Problem to work on
Repeat exactly each line of the data provided below.

Record extracts
***
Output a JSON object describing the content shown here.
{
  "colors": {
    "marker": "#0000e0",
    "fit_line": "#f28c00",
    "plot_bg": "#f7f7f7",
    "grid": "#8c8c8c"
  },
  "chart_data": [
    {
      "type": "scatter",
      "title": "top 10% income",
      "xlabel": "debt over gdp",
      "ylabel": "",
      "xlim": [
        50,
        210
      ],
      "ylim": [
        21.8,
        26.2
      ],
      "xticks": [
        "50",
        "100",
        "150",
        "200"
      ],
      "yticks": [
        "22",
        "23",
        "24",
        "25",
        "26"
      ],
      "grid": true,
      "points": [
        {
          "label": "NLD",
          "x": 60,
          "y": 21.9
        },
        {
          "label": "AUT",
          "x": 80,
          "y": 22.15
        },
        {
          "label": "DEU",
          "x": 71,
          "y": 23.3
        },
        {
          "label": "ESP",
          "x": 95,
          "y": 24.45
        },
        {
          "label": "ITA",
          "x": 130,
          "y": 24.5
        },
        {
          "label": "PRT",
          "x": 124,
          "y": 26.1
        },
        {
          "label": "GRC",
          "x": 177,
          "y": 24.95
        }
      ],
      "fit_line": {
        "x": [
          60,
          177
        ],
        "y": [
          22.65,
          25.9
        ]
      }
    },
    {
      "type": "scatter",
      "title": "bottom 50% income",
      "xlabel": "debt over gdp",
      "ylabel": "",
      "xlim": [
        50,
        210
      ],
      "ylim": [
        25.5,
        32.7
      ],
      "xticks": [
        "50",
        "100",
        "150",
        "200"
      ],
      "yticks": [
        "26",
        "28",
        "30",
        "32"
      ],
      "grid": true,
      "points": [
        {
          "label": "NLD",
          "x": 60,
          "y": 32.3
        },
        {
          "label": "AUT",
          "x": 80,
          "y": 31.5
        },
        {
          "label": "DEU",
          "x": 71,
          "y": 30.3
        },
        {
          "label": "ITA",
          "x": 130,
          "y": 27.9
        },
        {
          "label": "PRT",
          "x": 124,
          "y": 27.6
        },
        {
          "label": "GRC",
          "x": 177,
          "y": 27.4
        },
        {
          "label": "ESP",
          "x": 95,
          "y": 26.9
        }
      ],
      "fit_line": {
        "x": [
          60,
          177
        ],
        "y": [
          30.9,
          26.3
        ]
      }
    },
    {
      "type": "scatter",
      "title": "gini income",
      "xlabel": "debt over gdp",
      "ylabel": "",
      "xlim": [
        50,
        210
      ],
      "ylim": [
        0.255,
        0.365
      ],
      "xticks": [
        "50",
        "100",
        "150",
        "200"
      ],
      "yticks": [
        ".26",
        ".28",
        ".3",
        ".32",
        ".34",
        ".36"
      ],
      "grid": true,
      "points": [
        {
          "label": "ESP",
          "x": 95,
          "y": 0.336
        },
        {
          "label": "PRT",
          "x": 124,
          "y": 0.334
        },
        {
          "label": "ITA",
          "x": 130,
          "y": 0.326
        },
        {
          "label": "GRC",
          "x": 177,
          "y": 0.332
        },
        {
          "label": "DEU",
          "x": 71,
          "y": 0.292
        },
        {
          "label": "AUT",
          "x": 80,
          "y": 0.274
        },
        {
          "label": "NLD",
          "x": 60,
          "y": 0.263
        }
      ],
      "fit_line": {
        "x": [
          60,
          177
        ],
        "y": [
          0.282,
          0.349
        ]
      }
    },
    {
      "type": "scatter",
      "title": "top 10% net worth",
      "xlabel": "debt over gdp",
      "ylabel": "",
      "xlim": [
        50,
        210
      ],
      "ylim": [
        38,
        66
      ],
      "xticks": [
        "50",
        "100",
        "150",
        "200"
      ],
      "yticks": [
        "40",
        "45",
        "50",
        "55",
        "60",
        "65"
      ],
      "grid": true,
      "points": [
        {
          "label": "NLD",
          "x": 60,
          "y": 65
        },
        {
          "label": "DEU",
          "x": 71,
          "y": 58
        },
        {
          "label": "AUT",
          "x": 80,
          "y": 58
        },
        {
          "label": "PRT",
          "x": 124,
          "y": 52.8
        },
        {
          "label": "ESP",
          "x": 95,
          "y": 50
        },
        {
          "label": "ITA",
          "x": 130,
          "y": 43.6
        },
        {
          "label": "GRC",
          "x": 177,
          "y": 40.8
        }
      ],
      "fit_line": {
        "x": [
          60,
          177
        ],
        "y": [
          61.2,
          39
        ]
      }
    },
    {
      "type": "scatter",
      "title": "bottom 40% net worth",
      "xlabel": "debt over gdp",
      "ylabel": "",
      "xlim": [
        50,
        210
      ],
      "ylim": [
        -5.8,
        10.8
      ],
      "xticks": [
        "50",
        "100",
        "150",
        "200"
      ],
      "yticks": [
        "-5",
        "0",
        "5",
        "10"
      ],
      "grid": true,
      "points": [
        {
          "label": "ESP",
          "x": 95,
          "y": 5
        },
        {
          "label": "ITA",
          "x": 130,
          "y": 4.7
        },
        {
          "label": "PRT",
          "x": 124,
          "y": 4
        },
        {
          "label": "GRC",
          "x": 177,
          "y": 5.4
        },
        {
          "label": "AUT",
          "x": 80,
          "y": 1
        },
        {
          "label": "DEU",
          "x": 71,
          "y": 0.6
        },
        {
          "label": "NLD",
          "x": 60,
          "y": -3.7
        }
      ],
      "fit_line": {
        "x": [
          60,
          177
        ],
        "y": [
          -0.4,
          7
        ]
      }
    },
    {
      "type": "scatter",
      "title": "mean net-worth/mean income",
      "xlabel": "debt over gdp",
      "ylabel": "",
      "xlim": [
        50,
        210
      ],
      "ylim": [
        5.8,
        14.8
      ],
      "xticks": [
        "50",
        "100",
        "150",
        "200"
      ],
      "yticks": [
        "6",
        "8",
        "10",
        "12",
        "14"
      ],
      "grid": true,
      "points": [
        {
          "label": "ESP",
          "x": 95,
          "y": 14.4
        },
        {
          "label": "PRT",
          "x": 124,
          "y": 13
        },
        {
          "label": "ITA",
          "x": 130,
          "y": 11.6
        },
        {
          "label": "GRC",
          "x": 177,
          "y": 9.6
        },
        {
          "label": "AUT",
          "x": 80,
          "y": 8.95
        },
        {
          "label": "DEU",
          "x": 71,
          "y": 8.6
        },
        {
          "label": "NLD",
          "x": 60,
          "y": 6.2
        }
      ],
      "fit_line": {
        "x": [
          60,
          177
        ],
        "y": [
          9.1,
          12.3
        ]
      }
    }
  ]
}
***
Solution
Output a JSON object describing the content shown here.
{
  "colors": {
    "marker": "#0000e0",
    "fit_line": "#f28c00",
    "plot_bg": "#f7f7f7",
    "grid": "#8c8c8c"
  },
  "chart_data": [
    {
      "type": "scatter",
      "title": "top 10% income",
      "xlabel": "debt over gdp",
      "ylabel": "",
      "xlim": [
        50,
        210
      ],
      "ylim": [
        21.8,
        26.2
      ],
      "xticks": [
        "50",
        "100",
        "150",
        "200"
      ],
      "yticks": [
        "22",
        "23",
        "24",
        "25",
        "26"
      ],
      "grid": true,
      "points": [
        {
          "label": "NLD",
          "x": 60,
          "y": 21.9
        },
        {
          "label": "AUT",
          "x": 80,
          "y": 22.15
        },
        {
          "label": "DEU",
          "x": 71,
          "y": 23.3
        },
        {
          "label": "ESP",
          "x": 95,
          "y": 24.45
        },
        {
          "label": "ITA",
          "x": 130,
          "y": 24.5
        },
        {
          "label": "PRT",
          "x": 124,
          "y": 26.1
        },
        {
          "label": "GRC",
          "x": 177,
          "y": 24.95
        }
      ],
      "fit_line": {
        "x": [
          60,
          177
        ],
        "y": [
          22.65,
          25.9
        ]
      }
    },
    {
      "type": "scatter",
      "title": "bottom 50% income",
      "xlabel": "debt over gdp",
      "ylabel": "",
      "xlim": [
        50,
        210
      ],
      "ylim": [
        25.5,
        32.7
      ],
      "xticks": [
        "50",
        "100",
        "150",
        "200"
      ],
      "yticks": [
        "26",
        "28",
        "30",
        "32"
      ],
      "grid": true,
      "points": [
        {
          "label": "NLD",
          "x": 60,
          "y": 32.3
        },
        {
          "label": "AUT",
          "x": 80,
          "y": 31.5
        },
        {
          "label": "DEU",
          "x": 71,
          "y": 30.3
        },
        {
          "label": "ITA",
          "x": 130,
          "y": 27.9
        },
        {
          "label": "PRT",
          "x": 124,
          "y": 27.6
        },
        {
          "label": "GRC",
          "x": 177,
          "y": 27.4
        },
        {
          "label": "ESP",
          "x": 95,
          "y": 26.9
        }
      ],
      "fit_line": {
        "x": [
          60,
          177
        ],
        "y": [
          30.9,
          26.3
        ]
      }
    },
    {
      "type": "scatter",
      "title": "gini income",
      "xlabel": "debt over gdp",
      "ylabel": "",
      "xlim": [
        50,
        210
      ],
      "ylim": [
        0.255,
        0.365
      ],
      "xticks": [
        "50",
        "100",
        "150",
        "200"
      ],
      "yticks": [
        ".26",
        ".28",
        ".3",
        ".32",
        ".34",
        ".36"
      ],
      "grid": true,
      "points": [
        {
          "label": "ESP",
          "x": 95,
          "y": 0.336
        },
        {
          "label": "PRT",
          "x": 124,
          "y": 0.334
        },
        {
          "label": "ITA",
          "x": 130,
          "y": 0.326
        },
        {
          "label": "GRC",
          "x": 177,
          "y": 0.332
        },
        {
          "label": "DEU",
          "x": 71,
          "y": 0.292
        },
        {
          "label": "AUT",
          "x": 80,
          "y": 0.274
        },
        {
          "label": "NLD",
          "x": 60,
          "y": 0.263
        }
      ],
      "fit_line": {
        "x": [
          60,
          177
        ],
        "y": [
          0.282,
          0.349
        ]
      }
    },
    {
      "type": "scatter",
      "title": "top 10% net worth",
      "xlabel": "debt over gdp",
      "ylabel": "",
      "xlim": [
        50,
        210
      ],
      "ylim": [
        38,
        66
      ],
      "xticks": [
        "50",
        "100",
        "150",
        "200"
      ],
      "yticks": [
        "40",
        "45",
        "50",
        "55",
        "60",
        "65"
      ],
      "grid": true,
      "points": [
        {
          "label": "NLD",
          "x": 60,
          "y": 65
        },
        {
          "label": "DEU",
          "x": 71,
          "y": 58
        },
        {
          "label": "AUT",
          "x": 80,
          "y": 58
        },
        {
          "label": "PRT",
          "x": 124,
          "y": 52.8
        },
        {
          "label": "ESP",
          "x": 95,
          "y": 50
        },
        {
          "label": "ITA",
          "x": 130,
          "y": 43.6
        },
        {
          "label": "GRC",
          "x": 177,
          "y": 40.8
        }
      ],
      "fit_line": {
        "x": [
          60,
          177
        ],
        "y": [
          61.2,
          39
        ]
      }
    },
    {
      "type": "scatter",
      "title": "bottom 40% net worth",
      "xlabel": "debt over gdp",
      "ylabel": "",
      "xlim": [
        50,
        210
      ],
      "ylim": [
        -5.8,
        10.8
      ],
      "xticks": [
        "50",
        "100",
        "150",
        "200"
      ],
      "yticks": [
        "-5",
        "0",
        "5",
        "10"
      ],
      "grid": true,
      "points": [
        {
          "label": "ESP",
          "x": 95,
          "y": 5
        },
        {
          "label": "ITA",
          "x": 130,
          "y": 4.7
        },
        {
          "label": "PRT",
          "x": 124,
          "y": 4
        },
        {
          "label": "GRC",
          "x": 177,
          "y": 5.4
        },
        {
          "label": "AUT",
          "x": 80,
          "y": 1
        },
        {
          "label": "DEU",
          "x": 71,
          "y": 0.6
        },
        {
          "label": "NLD",
          "x": 60,
          "y": -3.7
        }
      ],
      "fit_line": {
        "x": [
          60,
          177
        ],
        "y": [
          -0.4,
          7
        ]
      }
    },
    {
      "type": "scatter",
      "title": "mean net-worth/mean income",
      "xlabel": "debt over gdp",
      "ylabel": "",
      "xlim": [
        50,
        210
      ],
      "ylim": [
        5.8,
        14.8
      ],
      "xticks": [
        "50",
        "100",
        "150",
        "200"
      ],
      "yticks": [
        "6",
        "8",
        "10",
        "12",
        "14"
      ],
      "grid": true,
      "points": [
        {
          "label": "ESP",
          "x": 95,
          "y": 14.4
        },
        {
          "label": "PRT",
          "x": 124,
          "y": 13
        },
        {
          "label": "ITA",
          "x": 130,
          "y": 11.6
        },
        {
          "label": "GRC",
          "x": 177,
          "y": 9.6
        },
        {
          "label": "AUT",
          "x": 80,
          "y": 8.95
        },
        {
          "label": "DEU",
          "x": 71,
          "y": 8.6
        },
        {
          "label": "NLD",
          "x": 60,
          "y": 6.2
        }
      ],
      "fit_line": {
        "x": [
          60,
          177
        ],
        "y": [
          9.1,
          12.3
        ]
      }
    }
  ]
}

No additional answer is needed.